(Saved data entries)
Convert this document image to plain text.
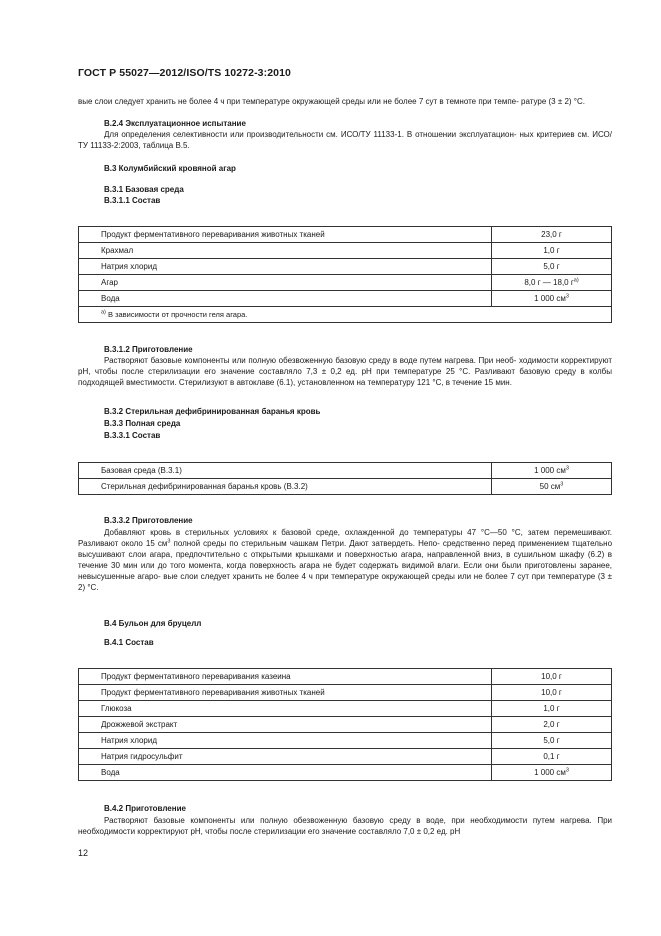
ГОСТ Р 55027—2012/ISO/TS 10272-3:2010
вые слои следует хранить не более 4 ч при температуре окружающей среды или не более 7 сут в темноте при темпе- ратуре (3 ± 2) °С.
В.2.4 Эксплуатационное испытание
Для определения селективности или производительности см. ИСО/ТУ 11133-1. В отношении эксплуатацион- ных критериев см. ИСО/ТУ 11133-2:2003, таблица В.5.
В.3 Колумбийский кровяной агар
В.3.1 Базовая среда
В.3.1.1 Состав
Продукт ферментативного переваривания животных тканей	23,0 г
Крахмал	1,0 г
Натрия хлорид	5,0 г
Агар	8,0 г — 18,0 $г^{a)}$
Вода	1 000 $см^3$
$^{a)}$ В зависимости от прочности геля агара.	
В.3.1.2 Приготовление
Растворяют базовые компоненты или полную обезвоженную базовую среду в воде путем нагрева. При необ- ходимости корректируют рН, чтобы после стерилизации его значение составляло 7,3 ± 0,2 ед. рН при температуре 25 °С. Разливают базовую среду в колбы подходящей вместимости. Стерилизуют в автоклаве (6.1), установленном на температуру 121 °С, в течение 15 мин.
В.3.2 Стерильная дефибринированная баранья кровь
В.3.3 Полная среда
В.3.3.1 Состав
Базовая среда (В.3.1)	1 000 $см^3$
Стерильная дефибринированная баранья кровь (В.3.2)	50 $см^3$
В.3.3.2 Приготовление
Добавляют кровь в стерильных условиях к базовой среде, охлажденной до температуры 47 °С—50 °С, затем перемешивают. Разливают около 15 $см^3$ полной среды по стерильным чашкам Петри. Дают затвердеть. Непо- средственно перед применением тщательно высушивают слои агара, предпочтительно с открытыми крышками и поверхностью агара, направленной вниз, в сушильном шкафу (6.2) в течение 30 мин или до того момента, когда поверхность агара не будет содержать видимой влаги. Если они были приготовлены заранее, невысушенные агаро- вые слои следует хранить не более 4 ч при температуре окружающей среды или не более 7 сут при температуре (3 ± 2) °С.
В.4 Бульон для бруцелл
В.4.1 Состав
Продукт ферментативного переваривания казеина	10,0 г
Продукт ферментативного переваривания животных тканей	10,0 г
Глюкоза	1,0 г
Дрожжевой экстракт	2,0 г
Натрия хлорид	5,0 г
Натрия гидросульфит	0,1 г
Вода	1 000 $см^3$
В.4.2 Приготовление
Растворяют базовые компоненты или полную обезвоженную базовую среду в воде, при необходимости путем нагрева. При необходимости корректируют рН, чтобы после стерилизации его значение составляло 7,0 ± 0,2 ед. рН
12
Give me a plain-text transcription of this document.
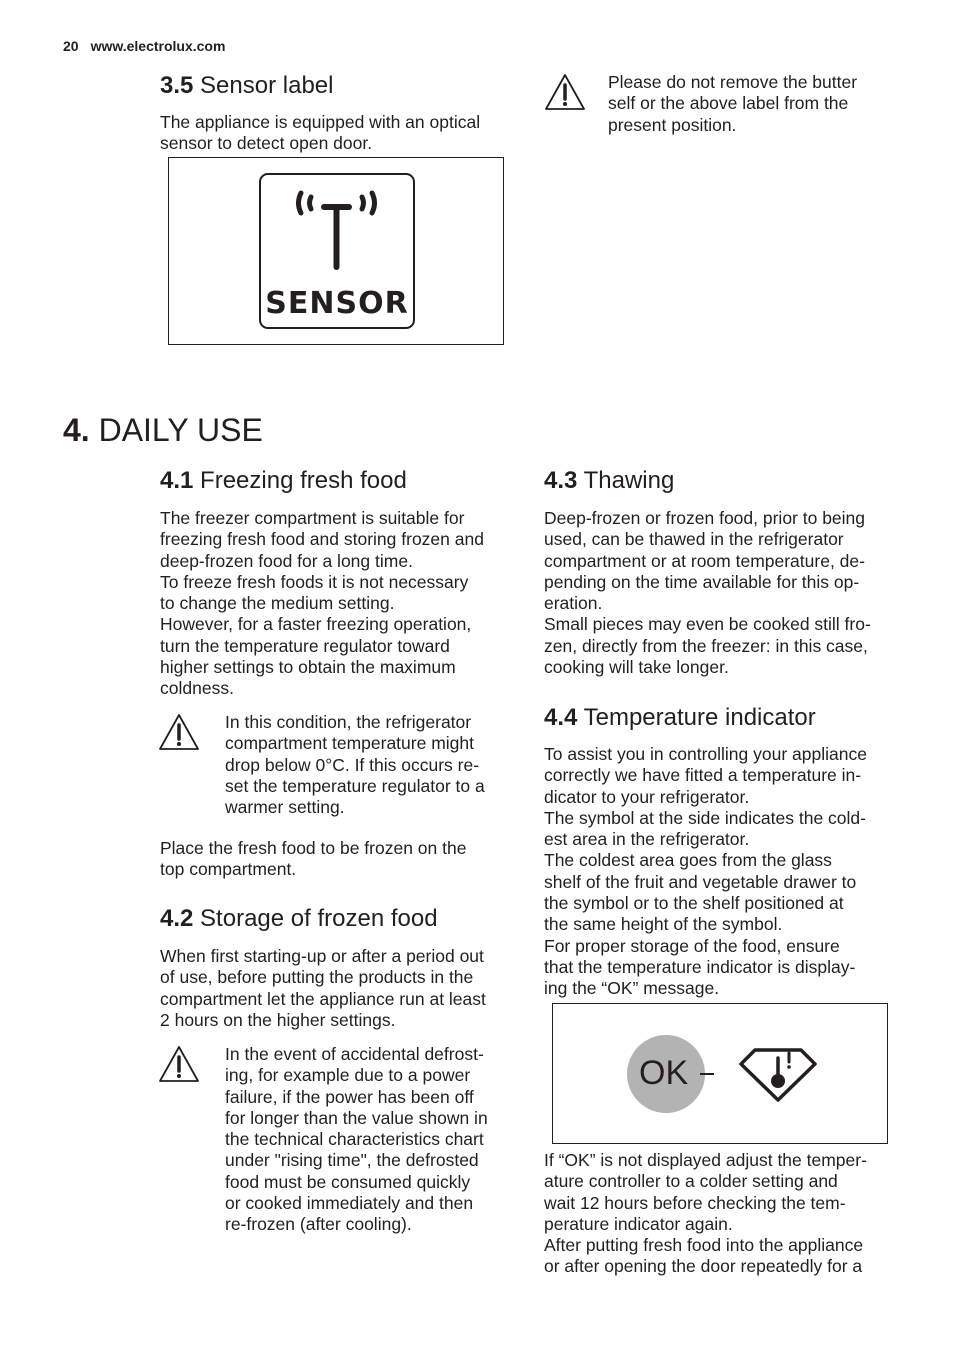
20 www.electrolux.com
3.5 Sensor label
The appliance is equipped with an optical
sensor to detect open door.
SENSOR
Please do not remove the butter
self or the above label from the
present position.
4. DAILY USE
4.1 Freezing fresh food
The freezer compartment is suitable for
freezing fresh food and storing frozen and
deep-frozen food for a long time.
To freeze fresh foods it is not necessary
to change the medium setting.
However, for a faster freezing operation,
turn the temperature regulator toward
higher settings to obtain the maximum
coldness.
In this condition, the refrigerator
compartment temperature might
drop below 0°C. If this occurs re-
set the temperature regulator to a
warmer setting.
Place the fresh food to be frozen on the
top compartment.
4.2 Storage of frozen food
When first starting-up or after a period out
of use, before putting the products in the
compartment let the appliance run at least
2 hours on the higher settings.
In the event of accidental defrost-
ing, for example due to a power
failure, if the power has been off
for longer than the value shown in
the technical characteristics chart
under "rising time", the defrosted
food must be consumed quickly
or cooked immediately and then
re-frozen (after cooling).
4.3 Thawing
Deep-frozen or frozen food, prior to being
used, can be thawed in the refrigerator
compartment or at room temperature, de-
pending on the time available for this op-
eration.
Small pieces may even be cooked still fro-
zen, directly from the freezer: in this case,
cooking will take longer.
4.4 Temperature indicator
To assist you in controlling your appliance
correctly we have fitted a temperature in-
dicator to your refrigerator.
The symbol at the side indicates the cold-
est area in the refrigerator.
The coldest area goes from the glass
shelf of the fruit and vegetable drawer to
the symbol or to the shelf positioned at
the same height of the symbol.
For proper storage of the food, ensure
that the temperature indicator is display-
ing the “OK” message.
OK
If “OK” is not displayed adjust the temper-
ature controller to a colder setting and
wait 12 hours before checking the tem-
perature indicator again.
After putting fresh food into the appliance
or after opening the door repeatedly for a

--

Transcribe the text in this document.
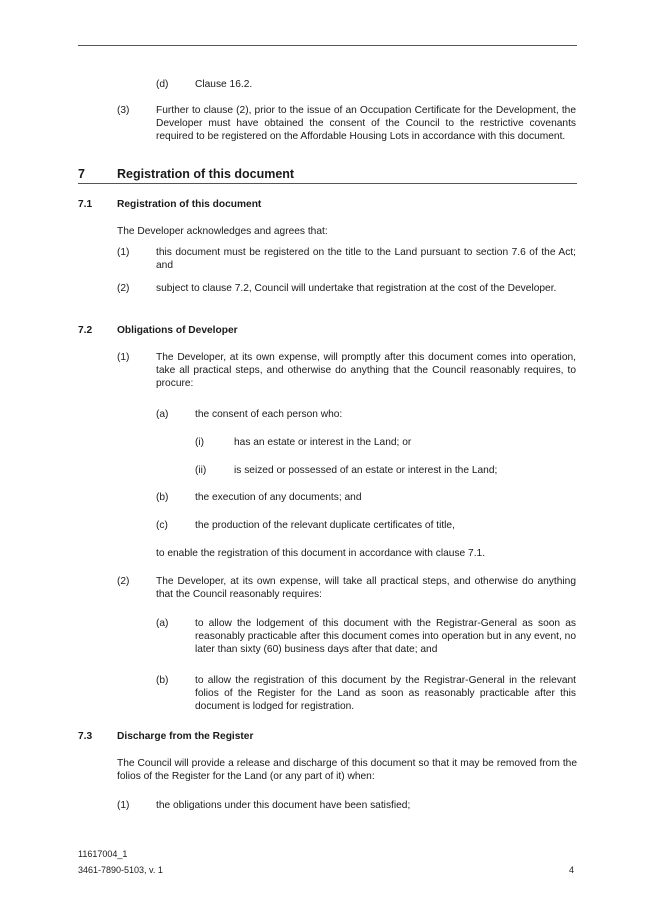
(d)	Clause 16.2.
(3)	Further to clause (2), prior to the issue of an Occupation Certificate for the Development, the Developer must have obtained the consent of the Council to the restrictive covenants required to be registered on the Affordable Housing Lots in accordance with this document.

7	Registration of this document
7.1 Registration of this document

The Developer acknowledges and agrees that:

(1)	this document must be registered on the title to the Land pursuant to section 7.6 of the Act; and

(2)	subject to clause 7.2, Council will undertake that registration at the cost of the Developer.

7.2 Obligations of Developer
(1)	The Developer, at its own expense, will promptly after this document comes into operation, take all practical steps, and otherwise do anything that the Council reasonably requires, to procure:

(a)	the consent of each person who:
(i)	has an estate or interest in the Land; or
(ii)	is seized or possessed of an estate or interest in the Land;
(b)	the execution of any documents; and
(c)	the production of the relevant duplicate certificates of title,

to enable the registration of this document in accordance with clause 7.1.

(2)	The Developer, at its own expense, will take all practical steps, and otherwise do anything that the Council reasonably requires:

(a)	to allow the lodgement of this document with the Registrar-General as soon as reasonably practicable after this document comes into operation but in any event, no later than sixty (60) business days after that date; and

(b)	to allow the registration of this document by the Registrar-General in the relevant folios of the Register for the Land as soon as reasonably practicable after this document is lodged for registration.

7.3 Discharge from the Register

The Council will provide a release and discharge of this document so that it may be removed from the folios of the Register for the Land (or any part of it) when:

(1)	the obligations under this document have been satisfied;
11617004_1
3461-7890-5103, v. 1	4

#### What is needed
Locate the word "practical" in the entries, and copy every line where it is found.

#### The response
(1)	The Developer, at its own expense, will promptly after this document comes into operation, take all practical steps, and otherwise do anything that the Council reasonably requires, to procure:
(2)	The Developer, at its own expense, will take all practical steps, and otherwise do anything that the Council reasonably requires:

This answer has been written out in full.